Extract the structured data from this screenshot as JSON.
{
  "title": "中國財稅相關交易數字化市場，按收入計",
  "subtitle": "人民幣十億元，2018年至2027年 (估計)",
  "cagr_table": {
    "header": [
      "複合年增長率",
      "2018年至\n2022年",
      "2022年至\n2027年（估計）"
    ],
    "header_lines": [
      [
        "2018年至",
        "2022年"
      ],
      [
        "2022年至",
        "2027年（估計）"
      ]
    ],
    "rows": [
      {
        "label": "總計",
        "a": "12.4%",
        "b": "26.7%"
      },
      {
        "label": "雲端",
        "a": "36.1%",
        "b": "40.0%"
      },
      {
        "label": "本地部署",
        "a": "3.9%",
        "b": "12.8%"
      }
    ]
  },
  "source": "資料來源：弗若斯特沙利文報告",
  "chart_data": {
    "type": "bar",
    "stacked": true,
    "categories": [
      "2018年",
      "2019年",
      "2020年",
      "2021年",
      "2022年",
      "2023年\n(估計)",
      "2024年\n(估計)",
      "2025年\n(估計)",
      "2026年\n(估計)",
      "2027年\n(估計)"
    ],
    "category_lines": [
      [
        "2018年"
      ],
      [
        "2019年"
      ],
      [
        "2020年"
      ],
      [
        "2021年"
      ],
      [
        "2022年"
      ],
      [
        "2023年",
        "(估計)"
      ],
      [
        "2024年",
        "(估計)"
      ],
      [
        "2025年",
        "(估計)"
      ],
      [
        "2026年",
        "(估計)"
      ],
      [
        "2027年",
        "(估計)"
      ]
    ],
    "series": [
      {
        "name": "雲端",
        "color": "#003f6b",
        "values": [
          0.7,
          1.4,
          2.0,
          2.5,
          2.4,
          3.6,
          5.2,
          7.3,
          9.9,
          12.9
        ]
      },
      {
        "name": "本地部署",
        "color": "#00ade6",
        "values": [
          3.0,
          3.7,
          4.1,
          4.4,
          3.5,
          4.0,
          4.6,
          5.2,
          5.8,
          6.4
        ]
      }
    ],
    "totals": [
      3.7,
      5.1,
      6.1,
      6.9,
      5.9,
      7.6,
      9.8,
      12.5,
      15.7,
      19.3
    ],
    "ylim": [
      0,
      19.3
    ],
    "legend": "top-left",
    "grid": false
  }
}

#### Task brief:
Copy out the full material exactly as it appears.

#### The reply:
Extract the structured data from this screenshot as JSON.
{
  "title": "中國財稅相關交易數字化市場，按收入計",
  "subtitle": "人民幣十億元，2018年至2027年 (估計)",
  "cagr_table": {
    "header": [
      "複合年增長率",
      "2018年至\n2022年",
      "2022年至\n2027年（估計）"
    ],
    "header_lines": [
      [
        "2018年至",
        "2022年"
      ],
      [
        "2022年至",
        "2027年（估計）"
      ]
    ],
    "rows": [
      {
        "label": "總計",
        "a": "12.4%",
        "b": "26.7%"
      },
      {
        "label": "雲端",
        "a": "36.1%",
        "b": "40.0%"
      },
      {
        "label": "本地部署",
        "a": "3.9%",
        "b": "12.8%"
      }
    ]
  },
  "source": "資料來源：弗若斯特沙利文報告",
  "chart_data": {
    "type": "bar",
    "stacked": true,
    "categories": [
      "2018年",
      "2019年",
      "2020年",
      "2021年",
      "2022年",
      "2023年\n(估計)",
      "2024年\n(估計)",
      "2025年\n(估計)",
      "2026年\n(估計)",
      "2027年\n(估計)"
    ],
    "category_lines": [
      [
        "2018年"
      ],
      [
        "2019年"
      ],
      [
        "2020年"
      ],
      [
        "2021年"
      ],
      [
        "2022年"
      ],
      [
        "2023年",
        "(估計)"
      ],
      [
        "2024年",
        "(估計)"
      ],
      [
        "2025年",
        "(估計)"
      ],
      [
        "2026年",
        "(估計)"
      ],
      [
        "2027年",
        "(估計)"
      ]
    ],
    "series": [
      {
        "name": "雲端",
        "color": "#003f6b",
        "values": [
          0.7,
          1.4,
          2.0,
          2.5,
          2.4,
          3.6,
          5.2,
          7.3,
          9.9,
          12.9
        ]
      },
      {
        "name": "本地部署",
        "color": "#00ade6",
        "values": [
          3.0,
          3.7,
          4.1,
          4.4,
          3.5,
          4.0,
          4.6,
          5.2,
          5.8,
          6.4
        ]
      }
    ],
    "totals": [
      3.7,
      5.1,
      6.1,
      6.9,
      5.9,
      7.6,
      9.8,
      12.5,
      15.7,
      19.3
    ],
    "ylim": [
      0,
      19.3
    ],
    "legend": "top-left",
    "grid": false
  }
}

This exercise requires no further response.